## Requirement
Search the records for lines with the word "onto" and copy each match.

## Data for review
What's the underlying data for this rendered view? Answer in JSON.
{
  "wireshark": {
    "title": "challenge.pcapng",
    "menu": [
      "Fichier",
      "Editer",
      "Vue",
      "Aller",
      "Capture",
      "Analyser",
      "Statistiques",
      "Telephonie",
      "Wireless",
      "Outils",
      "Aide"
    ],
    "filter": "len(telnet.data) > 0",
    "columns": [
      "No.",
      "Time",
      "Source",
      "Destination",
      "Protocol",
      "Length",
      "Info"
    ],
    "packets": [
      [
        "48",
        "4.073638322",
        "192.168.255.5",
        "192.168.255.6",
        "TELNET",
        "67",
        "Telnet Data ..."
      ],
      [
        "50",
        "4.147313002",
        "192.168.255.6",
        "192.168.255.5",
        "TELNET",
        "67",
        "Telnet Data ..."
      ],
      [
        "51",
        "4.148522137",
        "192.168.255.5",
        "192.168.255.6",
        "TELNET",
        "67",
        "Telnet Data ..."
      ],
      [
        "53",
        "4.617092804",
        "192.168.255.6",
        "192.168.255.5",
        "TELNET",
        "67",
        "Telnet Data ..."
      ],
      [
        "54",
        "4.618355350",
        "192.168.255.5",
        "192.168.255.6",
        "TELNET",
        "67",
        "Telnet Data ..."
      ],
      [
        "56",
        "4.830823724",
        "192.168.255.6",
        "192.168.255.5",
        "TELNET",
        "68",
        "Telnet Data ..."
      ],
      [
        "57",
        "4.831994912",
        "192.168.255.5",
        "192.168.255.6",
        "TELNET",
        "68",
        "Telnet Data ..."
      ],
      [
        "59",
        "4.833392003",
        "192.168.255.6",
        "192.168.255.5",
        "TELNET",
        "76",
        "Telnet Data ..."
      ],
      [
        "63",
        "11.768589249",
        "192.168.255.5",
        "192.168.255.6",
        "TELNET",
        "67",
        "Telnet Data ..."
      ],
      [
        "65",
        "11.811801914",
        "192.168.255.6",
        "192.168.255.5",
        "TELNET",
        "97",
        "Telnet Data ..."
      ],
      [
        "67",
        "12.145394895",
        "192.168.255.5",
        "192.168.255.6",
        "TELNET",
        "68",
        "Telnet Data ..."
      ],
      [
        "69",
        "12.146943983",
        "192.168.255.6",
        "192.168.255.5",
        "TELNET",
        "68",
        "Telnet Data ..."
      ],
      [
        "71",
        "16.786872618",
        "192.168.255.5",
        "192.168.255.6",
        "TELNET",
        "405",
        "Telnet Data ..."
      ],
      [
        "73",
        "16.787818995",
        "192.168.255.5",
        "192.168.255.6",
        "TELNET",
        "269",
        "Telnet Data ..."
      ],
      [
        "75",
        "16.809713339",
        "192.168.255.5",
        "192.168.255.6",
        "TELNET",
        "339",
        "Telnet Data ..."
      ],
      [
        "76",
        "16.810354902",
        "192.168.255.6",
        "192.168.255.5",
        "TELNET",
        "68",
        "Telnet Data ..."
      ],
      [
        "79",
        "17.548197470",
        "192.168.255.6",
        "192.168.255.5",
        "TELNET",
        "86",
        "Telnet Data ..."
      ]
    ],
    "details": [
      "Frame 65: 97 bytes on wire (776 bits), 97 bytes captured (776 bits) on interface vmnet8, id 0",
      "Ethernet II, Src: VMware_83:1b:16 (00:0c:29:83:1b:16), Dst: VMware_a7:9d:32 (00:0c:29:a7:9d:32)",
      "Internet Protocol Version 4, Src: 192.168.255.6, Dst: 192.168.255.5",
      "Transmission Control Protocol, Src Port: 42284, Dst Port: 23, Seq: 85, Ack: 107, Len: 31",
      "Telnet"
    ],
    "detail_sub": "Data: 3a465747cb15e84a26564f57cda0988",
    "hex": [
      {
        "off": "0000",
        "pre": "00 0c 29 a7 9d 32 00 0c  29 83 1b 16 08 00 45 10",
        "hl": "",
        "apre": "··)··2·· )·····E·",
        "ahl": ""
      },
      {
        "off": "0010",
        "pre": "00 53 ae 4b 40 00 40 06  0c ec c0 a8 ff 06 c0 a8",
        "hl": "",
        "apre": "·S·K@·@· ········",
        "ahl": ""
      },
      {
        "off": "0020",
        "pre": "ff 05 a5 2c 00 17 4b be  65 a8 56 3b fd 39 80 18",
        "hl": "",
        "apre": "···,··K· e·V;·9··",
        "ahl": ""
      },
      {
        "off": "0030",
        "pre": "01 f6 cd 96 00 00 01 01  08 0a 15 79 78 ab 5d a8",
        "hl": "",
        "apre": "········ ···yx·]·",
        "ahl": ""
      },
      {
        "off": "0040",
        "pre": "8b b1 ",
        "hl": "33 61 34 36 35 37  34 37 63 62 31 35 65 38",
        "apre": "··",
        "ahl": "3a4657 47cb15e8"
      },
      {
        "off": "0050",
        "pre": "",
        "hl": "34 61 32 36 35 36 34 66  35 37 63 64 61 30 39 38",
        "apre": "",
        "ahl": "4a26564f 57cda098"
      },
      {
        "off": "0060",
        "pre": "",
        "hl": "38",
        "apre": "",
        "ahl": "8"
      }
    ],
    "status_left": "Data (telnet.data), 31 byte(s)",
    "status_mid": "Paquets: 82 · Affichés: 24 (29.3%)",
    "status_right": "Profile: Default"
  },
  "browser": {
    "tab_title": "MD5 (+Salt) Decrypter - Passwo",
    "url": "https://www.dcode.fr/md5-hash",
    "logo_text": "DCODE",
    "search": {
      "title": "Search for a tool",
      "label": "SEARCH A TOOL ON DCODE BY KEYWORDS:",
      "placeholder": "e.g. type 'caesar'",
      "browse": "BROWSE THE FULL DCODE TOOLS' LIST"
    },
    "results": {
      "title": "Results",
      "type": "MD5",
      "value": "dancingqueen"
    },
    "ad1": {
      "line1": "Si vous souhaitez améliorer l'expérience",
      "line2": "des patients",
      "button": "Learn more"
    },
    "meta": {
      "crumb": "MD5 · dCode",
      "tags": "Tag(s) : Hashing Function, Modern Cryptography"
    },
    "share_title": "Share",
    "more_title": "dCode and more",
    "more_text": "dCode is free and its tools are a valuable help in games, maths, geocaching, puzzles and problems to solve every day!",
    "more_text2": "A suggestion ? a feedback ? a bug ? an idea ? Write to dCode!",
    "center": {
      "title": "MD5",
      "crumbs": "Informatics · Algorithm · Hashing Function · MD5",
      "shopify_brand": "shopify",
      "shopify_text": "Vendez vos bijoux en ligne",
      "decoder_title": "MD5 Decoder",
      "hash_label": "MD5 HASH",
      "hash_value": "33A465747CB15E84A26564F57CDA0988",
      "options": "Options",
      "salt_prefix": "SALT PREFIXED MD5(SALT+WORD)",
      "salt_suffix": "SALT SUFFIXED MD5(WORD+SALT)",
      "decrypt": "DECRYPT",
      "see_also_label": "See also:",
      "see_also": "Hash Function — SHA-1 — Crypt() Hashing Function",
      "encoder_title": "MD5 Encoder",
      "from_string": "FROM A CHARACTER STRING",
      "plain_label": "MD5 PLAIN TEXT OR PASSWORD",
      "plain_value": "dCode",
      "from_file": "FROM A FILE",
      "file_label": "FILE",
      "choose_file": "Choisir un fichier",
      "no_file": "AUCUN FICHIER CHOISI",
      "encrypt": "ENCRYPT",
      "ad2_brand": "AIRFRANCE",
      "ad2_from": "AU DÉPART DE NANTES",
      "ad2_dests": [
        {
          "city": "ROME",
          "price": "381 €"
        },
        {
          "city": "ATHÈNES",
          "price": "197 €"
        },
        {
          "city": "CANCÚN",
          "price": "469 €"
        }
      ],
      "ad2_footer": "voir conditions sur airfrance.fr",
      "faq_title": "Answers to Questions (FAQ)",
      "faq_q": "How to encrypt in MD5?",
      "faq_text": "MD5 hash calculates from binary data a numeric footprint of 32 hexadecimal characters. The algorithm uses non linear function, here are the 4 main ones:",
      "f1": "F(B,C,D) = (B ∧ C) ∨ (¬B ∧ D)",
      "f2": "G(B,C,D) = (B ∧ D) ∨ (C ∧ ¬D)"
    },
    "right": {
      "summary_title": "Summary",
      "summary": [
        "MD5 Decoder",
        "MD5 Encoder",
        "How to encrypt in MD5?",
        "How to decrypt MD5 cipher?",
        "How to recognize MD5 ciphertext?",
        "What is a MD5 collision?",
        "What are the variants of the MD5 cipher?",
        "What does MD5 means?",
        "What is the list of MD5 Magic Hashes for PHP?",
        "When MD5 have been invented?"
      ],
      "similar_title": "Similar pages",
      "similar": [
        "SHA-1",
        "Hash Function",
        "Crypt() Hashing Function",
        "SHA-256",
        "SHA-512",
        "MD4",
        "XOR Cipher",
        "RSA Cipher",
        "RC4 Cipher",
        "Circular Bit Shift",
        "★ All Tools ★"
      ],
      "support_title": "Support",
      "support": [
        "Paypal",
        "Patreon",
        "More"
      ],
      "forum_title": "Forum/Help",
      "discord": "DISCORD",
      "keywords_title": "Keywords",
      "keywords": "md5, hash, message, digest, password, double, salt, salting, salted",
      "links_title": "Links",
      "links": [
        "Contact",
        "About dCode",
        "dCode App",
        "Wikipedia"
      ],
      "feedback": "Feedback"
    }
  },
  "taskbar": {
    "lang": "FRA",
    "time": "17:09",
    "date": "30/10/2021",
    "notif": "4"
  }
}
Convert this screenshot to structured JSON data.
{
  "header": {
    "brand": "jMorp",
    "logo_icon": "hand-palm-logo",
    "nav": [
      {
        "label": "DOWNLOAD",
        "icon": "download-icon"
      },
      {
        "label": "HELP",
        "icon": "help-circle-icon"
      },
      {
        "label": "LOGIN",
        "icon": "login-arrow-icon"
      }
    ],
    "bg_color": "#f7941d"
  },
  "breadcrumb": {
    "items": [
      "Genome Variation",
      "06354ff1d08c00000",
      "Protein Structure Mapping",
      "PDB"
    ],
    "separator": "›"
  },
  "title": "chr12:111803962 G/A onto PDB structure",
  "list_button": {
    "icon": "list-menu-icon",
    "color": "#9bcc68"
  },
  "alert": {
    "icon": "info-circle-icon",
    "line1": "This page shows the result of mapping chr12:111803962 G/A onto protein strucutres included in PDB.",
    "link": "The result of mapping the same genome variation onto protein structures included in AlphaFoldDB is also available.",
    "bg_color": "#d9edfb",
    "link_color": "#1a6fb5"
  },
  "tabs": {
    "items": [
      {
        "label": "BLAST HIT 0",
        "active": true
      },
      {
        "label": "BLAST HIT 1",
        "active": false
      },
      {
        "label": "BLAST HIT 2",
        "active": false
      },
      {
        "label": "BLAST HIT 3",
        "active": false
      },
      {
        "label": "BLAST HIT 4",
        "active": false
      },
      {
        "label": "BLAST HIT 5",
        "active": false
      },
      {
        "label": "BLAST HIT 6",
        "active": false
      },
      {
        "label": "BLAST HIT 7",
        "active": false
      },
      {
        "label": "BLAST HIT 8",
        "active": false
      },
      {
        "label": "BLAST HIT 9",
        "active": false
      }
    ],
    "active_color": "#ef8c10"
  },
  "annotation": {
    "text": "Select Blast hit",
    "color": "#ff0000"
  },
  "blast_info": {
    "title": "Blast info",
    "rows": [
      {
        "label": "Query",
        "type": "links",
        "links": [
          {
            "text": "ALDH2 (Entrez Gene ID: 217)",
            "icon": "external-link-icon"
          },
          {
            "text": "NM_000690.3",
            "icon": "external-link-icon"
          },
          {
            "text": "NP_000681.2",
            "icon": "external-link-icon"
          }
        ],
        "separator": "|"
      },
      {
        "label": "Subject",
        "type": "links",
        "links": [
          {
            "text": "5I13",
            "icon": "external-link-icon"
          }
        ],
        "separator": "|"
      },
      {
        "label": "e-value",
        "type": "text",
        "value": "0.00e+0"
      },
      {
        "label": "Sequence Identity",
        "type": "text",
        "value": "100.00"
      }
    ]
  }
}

## Response for this exercise
  "title": "chr12:111803962 G/A onto PDB structure",
    "line1": "This page shows the result of mapping chr12:111803962 G/A onto protein strucutres included in PDB.",
    "link": "The result of mapping the same genome variation onto protein structures included in AlphaFoldDB is also available.",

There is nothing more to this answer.